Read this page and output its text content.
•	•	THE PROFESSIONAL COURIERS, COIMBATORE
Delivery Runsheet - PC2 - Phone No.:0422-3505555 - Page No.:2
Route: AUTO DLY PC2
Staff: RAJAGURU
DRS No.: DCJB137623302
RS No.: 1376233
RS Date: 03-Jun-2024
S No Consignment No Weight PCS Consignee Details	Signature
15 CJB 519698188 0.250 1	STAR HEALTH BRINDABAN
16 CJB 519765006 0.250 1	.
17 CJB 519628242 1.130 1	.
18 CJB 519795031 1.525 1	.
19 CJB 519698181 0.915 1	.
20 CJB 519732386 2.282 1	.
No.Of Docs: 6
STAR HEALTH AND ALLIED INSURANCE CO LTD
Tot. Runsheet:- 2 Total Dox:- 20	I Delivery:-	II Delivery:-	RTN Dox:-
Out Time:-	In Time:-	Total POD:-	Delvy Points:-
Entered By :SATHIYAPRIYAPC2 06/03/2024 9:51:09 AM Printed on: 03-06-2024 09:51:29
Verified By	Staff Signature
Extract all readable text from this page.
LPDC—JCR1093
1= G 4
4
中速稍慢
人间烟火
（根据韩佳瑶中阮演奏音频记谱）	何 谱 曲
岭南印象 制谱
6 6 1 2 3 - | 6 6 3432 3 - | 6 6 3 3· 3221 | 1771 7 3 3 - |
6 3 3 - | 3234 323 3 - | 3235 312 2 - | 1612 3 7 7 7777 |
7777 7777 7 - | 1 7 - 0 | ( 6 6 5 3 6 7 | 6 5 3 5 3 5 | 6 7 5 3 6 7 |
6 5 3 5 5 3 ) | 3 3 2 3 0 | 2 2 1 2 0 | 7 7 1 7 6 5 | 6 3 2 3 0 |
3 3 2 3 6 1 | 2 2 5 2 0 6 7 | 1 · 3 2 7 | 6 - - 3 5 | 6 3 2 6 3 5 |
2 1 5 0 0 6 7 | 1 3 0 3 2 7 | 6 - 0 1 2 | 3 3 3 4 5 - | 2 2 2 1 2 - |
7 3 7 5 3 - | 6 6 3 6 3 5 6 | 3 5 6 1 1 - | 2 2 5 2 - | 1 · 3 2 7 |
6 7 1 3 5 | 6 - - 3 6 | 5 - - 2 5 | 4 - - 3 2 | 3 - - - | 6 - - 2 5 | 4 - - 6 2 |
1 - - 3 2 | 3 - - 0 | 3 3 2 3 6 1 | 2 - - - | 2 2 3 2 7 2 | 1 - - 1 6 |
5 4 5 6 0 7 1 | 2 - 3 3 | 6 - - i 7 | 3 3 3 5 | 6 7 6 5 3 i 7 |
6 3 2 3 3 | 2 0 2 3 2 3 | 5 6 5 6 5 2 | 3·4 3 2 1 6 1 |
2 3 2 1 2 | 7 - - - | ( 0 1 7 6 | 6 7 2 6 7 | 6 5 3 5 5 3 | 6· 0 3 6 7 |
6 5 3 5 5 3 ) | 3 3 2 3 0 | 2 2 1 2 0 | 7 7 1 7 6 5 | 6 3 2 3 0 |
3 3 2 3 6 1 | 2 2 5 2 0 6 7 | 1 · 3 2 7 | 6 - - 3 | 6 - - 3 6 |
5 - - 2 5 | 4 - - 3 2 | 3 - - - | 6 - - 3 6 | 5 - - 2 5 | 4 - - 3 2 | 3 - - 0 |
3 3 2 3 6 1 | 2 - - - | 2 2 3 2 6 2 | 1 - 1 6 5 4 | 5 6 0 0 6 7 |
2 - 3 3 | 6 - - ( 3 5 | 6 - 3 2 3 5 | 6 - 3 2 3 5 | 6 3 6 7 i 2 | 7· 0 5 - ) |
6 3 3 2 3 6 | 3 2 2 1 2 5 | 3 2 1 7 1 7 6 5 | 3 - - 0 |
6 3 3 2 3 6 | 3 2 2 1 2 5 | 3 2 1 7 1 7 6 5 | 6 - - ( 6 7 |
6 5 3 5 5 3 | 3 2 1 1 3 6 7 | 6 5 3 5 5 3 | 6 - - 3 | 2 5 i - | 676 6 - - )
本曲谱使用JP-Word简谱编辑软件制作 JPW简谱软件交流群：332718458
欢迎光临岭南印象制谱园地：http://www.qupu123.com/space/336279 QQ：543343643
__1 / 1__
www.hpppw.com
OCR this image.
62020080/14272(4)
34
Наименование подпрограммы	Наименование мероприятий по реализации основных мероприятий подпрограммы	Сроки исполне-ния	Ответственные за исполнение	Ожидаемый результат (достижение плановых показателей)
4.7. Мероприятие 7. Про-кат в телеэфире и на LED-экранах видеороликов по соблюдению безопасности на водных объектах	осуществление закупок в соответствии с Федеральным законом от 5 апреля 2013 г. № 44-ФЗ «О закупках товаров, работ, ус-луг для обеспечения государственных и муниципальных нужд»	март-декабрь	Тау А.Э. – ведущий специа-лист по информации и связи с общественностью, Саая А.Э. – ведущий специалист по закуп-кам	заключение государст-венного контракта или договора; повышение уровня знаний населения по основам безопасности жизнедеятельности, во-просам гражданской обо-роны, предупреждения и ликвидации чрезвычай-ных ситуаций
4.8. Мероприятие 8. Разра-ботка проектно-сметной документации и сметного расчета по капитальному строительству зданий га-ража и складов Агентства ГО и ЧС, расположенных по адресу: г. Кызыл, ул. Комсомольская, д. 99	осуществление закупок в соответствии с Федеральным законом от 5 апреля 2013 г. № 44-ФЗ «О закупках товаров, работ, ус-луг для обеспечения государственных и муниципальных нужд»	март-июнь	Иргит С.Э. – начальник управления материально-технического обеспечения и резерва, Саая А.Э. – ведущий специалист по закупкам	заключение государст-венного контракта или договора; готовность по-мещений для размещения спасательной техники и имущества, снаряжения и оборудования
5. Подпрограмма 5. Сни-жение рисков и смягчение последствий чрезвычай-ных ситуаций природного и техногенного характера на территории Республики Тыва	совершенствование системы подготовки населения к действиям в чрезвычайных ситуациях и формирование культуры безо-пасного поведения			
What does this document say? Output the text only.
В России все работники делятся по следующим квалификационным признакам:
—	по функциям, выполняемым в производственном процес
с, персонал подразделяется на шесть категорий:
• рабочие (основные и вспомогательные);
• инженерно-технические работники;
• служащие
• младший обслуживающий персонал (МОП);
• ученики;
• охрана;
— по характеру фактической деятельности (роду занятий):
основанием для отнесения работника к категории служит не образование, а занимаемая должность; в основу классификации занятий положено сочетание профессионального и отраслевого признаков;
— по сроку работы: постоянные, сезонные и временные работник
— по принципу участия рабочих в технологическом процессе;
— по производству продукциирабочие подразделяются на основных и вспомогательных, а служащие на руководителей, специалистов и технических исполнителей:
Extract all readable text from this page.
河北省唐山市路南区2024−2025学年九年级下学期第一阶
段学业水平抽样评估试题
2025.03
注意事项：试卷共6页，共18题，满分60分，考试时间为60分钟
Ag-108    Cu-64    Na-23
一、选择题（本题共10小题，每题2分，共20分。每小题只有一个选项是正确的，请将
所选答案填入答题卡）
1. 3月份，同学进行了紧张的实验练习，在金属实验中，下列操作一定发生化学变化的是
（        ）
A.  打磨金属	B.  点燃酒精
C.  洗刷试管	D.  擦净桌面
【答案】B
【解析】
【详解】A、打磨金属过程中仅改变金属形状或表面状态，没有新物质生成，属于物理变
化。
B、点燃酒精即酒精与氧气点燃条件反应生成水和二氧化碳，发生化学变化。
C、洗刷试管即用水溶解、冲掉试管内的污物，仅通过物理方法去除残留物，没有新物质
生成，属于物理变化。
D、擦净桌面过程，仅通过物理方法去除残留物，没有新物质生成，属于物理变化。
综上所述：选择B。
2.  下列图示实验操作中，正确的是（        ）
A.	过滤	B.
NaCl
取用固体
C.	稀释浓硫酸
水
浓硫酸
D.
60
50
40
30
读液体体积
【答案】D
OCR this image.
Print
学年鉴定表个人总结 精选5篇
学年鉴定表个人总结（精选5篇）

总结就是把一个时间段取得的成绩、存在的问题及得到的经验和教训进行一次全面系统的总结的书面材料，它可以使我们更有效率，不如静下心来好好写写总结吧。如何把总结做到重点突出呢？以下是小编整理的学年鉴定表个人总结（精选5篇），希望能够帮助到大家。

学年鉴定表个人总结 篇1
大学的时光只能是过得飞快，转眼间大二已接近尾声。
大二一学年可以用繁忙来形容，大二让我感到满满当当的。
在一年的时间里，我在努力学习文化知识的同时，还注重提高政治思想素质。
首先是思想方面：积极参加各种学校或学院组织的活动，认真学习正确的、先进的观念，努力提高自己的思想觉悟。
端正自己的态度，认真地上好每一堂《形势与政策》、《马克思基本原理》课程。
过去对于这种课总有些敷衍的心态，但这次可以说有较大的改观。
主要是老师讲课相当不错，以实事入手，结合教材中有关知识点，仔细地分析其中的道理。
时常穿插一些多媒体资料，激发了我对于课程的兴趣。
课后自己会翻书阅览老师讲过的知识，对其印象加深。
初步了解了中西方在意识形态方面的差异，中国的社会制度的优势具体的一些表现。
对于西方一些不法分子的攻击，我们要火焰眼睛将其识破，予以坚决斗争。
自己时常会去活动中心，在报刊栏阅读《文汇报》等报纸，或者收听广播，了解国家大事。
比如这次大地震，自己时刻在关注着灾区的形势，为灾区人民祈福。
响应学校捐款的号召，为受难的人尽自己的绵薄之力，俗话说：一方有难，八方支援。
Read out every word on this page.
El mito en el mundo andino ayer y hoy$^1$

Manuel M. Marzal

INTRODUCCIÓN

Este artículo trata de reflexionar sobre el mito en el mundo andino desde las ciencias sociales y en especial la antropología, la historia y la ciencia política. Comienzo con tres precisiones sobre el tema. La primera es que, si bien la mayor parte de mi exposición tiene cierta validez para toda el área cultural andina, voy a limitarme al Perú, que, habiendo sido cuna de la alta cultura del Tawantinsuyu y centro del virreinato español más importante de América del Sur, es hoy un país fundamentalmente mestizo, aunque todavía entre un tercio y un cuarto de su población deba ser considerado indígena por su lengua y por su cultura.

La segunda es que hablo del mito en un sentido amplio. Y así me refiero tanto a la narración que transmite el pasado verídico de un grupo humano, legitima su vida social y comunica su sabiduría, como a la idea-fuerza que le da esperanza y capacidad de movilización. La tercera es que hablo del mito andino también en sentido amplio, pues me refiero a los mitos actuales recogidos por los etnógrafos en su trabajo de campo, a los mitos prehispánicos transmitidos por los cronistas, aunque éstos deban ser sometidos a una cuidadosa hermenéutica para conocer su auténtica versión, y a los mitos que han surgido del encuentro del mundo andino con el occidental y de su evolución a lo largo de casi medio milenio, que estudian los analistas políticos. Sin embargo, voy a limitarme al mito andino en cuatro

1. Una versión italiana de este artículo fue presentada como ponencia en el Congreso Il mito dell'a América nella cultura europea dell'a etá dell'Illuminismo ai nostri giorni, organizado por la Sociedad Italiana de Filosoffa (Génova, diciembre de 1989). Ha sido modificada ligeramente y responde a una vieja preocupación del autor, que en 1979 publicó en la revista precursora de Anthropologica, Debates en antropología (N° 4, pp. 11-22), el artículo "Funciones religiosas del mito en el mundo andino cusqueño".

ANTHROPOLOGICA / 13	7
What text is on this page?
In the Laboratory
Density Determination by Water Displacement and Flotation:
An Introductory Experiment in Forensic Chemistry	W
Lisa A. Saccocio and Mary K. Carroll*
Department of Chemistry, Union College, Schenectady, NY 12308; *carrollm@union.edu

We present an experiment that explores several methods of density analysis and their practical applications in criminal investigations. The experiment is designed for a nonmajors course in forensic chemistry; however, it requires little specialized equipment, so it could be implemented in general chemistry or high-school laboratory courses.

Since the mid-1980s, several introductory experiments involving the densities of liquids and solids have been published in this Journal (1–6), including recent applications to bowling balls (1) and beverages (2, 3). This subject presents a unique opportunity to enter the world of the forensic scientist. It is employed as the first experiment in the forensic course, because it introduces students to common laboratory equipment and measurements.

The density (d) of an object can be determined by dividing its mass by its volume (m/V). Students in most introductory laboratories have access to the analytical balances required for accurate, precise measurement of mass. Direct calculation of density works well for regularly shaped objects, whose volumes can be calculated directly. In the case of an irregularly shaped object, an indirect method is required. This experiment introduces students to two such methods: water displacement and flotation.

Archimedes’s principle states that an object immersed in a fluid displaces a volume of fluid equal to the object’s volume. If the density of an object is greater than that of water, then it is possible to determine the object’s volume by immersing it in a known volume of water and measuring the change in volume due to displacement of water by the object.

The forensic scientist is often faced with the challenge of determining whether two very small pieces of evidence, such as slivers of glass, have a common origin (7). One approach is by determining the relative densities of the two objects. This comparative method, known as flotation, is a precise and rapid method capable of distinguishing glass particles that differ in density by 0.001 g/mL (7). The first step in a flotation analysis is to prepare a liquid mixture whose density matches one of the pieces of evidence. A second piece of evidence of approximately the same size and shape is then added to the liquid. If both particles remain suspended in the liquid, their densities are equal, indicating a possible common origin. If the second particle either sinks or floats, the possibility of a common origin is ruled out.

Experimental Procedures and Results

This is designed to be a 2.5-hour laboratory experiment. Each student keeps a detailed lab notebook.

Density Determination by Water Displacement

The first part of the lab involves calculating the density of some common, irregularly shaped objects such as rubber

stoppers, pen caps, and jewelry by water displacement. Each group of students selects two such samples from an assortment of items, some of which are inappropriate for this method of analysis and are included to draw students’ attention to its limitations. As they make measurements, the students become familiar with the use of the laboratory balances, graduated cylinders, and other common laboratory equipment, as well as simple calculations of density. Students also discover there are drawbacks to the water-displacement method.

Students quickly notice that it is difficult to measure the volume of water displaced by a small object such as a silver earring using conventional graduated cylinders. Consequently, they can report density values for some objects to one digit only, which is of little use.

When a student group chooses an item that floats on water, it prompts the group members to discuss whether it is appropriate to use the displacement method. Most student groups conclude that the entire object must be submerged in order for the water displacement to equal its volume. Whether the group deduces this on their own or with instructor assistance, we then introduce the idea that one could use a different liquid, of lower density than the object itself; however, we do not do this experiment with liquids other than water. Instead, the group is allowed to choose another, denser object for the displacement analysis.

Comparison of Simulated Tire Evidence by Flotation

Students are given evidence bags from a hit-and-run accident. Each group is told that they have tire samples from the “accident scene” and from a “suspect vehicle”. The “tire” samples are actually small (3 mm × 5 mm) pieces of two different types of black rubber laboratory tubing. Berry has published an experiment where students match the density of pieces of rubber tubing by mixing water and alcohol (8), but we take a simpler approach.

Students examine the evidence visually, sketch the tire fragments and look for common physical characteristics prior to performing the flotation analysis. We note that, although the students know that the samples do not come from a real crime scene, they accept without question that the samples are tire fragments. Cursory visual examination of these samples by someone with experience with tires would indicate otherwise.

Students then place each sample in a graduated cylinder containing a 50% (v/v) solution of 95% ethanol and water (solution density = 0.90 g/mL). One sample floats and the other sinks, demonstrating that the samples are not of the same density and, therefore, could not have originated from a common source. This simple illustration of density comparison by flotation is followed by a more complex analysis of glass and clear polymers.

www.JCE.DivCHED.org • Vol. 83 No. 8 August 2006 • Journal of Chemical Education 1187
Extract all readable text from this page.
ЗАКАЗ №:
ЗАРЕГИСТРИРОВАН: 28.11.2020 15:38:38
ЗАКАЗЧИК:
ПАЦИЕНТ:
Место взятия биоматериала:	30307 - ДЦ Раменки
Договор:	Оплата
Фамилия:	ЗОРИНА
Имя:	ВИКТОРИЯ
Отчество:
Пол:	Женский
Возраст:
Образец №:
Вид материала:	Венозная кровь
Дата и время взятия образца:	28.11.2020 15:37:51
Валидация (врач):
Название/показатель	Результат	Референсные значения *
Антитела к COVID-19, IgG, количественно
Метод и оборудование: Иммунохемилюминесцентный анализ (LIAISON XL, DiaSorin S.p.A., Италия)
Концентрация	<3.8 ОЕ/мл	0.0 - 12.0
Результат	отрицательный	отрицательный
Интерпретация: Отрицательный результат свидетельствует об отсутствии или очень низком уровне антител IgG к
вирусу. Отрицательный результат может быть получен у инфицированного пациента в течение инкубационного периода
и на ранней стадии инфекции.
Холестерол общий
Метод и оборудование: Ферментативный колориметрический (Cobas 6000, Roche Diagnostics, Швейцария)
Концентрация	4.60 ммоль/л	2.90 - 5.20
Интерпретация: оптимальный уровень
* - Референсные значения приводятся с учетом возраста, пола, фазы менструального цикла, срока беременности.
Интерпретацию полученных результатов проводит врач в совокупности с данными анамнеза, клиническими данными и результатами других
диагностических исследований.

---------------

TASK DESCRIPTION - Lines that hold the word "служащие" are the ones to return, every one of them.

COMPLETED TASK -
• служащие
— по производству продукциирабочие подразделяются на основных и вспомогательных, а служащие на руководителей, специалистов и технических исполнителей:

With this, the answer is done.